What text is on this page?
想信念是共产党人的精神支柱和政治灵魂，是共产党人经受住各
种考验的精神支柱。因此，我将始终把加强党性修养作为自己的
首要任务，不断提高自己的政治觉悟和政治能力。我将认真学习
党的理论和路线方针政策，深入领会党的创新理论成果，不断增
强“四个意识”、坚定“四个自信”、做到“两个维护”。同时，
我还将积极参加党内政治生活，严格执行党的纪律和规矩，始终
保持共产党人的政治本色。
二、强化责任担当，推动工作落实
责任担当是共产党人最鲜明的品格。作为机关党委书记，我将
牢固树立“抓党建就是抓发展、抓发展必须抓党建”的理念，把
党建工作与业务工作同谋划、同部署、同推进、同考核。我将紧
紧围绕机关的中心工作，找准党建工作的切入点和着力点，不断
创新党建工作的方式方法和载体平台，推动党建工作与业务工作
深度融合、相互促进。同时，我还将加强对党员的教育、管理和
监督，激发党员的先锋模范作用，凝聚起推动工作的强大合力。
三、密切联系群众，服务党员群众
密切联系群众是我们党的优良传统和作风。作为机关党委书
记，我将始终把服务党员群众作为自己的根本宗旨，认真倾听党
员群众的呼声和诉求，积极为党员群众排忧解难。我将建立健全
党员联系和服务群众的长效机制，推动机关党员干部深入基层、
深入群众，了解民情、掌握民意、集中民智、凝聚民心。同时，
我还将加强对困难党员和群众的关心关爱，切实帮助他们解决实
* * *
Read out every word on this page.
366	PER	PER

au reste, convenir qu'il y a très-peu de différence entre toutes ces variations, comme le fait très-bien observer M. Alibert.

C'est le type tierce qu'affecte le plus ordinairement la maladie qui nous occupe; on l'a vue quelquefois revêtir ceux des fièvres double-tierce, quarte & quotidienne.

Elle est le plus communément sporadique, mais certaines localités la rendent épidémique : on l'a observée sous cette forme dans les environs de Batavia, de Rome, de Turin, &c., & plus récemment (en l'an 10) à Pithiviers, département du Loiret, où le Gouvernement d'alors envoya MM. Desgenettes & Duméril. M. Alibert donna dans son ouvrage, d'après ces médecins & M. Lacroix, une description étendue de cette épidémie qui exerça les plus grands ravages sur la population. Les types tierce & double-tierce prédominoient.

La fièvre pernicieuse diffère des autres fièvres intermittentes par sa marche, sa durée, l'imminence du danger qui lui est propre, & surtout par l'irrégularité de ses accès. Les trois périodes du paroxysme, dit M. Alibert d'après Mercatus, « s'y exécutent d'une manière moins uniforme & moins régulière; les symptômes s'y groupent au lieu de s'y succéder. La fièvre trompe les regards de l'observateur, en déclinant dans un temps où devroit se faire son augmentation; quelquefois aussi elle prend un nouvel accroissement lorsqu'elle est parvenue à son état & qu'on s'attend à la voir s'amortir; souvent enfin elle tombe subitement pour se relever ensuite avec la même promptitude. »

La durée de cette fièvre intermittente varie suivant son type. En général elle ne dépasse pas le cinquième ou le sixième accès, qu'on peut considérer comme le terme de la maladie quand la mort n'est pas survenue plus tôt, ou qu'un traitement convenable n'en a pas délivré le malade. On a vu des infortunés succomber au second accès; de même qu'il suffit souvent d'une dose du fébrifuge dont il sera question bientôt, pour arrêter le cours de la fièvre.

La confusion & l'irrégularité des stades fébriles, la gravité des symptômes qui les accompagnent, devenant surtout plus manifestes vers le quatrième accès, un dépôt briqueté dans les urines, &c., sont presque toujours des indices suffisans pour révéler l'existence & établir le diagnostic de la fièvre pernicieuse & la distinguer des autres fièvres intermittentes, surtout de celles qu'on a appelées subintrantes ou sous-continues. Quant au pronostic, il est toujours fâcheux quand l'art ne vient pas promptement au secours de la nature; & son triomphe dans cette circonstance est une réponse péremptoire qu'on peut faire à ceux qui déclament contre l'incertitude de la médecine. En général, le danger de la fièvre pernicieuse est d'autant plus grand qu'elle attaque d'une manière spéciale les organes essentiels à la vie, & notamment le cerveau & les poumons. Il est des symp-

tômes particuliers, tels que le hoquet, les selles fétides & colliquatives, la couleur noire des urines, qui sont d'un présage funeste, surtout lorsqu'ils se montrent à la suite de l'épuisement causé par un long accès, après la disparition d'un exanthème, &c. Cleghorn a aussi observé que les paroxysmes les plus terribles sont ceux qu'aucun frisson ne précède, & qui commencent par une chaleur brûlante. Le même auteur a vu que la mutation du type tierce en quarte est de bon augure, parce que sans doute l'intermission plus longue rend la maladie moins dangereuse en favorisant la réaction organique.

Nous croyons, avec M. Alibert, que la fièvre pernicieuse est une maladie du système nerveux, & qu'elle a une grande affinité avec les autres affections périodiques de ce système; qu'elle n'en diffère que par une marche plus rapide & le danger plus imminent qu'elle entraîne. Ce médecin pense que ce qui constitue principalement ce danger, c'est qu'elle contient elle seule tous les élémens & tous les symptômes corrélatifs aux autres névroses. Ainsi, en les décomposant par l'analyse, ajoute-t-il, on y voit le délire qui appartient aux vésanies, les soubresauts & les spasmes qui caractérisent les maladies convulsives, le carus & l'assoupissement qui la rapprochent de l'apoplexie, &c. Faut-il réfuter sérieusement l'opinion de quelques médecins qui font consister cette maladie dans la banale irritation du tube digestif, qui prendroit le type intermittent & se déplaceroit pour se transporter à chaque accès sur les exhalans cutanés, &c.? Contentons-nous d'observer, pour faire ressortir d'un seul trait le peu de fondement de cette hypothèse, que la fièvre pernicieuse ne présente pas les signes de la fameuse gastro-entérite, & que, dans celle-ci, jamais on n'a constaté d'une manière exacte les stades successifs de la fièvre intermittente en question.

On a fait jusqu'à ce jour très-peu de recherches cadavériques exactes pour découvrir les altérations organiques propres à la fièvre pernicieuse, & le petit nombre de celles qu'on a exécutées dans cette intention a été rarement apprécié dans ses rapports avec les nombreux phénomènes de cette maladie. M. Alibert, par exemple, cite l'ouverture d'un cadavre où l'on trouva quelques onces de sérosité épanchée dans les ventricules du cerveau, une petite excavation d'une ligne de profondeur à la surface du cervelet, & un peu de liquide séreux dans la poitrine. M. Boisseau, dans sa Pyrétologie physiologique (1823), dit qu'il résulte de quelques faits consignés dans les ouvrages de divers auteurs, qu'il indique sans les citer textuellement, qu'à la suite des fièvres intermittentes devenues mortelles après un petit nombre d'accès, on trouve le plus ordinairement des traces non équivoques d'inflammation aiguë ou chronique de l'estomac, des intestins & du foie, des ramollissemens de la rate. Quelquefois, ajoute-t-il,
--
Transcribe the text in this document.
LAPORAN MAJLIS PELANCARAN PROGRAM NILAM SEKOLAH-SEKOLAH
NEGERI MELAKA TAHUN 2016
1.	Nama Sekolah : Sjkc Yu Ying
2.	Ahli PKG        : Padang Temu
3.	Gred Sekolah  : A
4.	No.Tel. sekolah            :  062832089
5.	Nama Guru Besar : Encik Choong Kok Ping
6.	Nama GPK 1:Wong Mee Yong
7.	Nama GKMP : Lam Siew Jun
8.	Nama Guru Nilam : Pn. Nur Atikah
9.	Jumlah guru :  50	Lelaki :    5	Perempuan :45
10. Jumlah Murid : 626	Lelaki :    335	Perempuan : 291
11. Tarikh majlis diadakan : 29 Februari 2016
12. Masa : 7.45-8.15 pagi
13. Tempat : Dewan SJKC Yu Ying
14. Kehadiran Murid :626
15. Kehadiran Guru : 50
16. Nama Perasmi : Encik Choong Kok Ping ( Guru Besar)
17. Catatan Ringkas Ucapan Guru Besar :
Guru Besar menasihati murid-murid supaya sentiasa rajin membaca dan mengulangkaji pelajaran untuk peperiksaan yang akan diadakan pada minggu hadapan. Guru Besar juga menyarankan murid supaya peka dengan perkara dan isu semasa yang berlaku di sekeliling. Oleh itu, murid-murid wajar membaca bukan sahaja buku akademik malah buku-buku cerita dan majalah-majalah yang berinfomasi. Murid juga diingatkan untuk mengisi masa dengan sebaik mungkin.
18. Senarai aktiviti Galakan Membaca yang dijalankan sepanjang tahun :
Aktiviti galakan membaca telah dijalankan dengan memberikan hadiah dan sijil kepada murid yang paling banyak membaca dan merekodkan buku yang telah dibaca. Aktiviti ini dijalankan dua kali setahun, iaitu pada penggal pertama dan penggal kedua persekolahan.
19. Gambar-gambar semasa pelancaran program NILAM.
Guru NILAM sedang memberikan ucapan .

[Short problem] Using the entries above, return each line in which the word "général" occurs.

[Written response]
La durée de cette fièvre intermittente varie suivant son type. En général elle ne dépasse pas le cinquième ou le sixième accès, qu'on peut considérer comme le terme de la maladie quand la mort n'est pas survenue plus tôt, ou qu'un traitement convenable n'en a pas délivré le malade. On a vu des infortunés succomber au second accès; de même qu'il suffit souvent d'une dose du fébrifuge dont il sera question bientôt, pour arrêter le cours de la fièvre.
La confusion & l'irrégularité des stades fébriles, la gravité des symptômes qui les accompagnent, devenant surtout plus manifestes vers le quatrième accès, un dépôt briqueté dans les urines, &c., sont presque toujours des indices suffisans pour révéler l'existence & établir le diagnostic de la fièvre pernicieuse & la distinguer des autres fièvres intermittentes, surtout de celles qu'on a appelées subintrantes ou sous-continues. Quant au pronostic, il est toujours fâcheux quand l'art ne vient pas promptement au secours de la nature; & son triomphe dans cette circonstance est une réponse péremptoire qu'on peut faire à ceux qui déclament contre l'incertitude de la médecine. En général, le danger de la fièvre pernicieuse est d'autant plus grand qu'elle attaque d'une manière spéciale les organes essentiels à la vie, & notamment le cerveau & les poumons. Il est des symp-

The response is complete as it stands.